- Stored records -
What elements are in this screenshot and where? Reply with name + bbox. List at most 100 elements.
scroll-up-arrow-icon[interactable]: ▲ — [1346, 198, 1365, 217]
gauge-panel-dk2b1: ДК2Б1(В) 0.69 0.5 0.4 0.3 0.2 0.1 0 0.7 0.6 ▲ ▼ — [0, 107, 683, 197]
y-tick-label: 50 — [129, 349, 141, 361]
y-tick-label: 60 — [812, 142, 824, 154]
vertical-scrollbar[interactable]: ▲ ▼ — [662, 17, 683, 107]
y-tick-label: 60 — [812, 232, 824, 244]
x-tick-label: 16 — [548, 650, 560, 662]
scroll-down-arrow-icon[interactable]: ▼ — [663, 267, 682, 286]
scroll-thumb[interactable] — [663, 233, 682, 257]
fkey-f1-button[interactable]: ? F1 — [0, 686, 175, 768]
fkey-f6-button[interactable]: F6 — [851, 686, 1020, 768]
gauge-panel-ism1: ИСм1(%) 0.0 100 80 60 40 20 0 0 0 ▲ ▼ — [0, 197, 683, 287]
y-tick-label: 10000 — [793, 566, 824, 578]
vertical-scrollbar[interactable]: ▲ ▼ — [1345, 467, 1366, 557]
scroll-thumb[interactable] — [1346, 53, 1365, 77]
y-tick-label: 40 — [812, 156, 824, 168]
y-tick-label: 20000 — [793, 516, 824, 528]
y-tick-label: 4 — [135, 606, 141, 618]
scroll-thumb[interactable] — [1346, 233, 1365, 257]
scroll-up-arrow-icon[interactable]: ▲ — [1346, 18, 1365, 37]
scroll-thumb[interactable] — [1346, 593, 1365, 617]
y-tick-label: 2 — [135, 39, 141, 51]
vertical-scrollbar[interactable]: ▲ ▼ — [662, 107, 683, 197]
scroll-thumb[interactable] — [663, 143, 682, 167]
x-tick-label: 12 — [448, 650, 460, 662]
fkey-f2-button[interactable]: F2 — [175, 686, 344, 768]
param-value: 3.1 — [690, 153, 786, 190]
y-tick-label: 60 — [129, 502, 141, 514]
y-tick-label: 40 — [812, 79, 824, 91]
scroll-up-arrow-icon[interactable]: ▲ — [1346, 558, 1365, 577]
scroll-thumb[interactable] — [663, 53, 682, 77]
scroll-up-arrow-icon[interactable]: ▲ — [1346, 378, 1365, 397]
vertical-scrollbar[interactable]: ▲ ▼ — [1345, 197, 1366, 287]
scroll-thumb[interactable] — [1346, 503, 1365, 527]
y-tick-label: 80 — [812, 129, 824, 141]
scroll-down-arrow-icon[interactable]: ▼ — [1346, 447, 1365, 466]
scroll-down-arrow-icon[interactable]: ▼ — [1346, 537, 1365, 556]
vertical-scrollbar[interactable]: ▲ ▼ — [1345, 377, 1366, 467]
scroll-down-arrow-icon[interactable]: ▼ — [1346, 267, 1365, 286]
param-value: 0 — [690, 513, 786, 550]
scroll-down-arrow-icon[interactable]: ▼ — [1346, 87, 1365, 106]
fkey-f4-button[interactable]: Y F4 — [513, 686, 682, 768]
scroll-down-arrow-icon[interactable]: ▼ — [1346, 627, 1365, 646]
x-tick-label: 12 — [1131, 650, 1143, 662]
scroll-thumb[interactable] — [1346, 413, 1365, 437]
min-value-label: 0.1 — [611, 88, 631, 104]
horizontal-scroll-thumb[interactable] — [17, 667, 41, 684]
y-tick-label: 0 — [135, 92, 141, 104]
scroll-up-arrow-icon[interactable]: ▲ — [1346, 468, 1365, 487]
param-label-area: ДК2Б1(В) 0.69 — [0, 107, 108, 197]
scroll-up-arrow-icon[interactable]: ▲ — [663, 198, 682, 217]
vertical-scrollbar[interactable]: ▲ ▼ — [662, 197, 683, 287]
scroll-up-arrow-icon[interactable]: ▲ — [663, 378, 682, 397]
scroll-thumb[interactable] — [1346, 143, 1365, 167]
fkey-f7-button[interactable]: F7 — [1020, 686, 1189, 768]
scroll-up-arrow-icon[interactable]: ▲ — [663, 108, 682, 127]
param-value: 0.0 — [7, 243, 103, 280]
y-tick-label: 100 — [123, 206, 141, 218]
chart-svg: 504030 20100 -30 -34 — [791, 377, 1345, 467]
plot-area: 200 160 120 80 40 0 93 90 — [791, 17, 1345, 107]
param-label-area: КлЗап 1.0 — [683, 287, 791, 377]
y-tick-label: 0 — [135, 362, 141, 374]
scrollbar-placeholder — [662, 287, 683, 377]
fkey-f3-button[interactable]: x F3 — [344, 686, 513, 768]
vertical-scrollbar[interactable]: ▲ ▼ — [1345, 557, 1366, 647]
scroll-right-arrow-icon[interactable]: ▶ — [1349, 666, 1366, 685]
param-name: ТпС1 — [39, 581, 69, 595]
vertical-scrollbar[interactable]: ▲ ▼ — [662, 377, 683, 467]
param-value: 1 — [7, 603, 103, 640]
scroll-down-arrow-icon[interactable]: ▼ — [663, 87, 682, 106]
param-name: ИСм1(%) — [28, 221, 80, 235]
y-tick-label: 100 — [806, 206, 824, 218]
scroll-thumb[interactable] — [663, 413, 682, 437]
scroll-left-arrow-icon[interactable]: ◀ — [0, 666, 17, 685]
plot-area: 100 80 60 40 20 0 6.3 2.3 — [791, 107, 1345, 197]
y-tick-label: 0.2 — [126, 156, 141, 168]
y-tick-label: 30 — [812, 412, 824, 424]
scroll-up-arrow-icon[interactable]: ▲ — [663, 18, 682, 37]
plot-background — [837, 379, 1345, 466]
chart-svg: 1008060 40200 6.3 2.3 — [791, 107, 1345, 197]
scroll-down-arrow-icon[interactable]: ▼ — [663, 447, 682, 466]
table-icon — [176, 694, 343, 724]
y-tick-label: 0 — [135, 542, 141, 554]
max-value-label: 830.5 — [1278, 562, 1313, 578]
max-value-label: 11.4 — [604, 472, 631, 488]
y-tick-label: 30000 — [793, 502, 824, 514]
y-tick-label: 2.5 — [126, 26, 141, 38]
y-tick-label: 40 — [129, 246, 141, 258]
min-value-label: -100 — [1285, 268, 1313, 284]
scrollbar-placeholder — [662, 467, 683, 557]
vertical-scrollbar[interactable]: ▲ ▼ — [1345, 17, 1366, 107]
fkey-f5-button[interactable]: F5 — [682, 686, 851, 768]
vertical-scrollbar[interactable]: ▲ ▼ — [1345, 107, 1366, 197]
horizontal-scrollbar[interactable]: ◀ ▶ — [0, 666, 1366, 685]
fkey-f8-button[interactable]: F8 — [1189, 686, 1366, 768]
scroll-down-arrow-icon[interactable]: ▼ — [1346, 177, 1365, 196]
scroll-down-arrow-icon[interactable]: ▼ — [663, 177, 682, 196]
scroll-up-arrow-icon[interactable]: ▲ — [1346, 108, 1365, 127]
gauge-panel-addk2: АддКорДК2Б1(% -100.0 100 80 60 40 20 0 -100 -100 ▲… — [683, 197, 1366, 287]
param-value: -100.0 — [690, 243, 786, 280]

- What to do -
Rewrite the part of the material that opens with its first line and closes with the line containing "scroll-down-arrow-icon[interactable]: ▼ — [663, 267, 682, 286]", changing every "y-tick-label" to "y-axis-label" and leaving everything else the same.

- Task result -
What elements are in this screenshot and where? Reply with name + bbox. List at most 100 elements.
scroll-up-arrow-icon[interactable]: ▲ — [1346, 198, 1365, 217]
gauge-panel-dk2b1: ДК2Б1(В) 0.69 0.5 0.4 0.3 0.2 0.1 0 0.7 0.6 ▲ ▼ — [0, 107, 683, 197]
y-axis-label: 50 — [129, 349, 141, 361]
y-axis-label: 60 — [812, 142, 824, 154]
vertical-scrollbar[interactable]: ▲ ▼ — [662, 17, 683, 107]
y-axis-label: 60 — [812, 232, 824, 244]
x-tick-label: 16 — [548, 650, 560, 662]
scroll-down-arrow-icon[interactable]: ▼ — [663, 267, 682, 286]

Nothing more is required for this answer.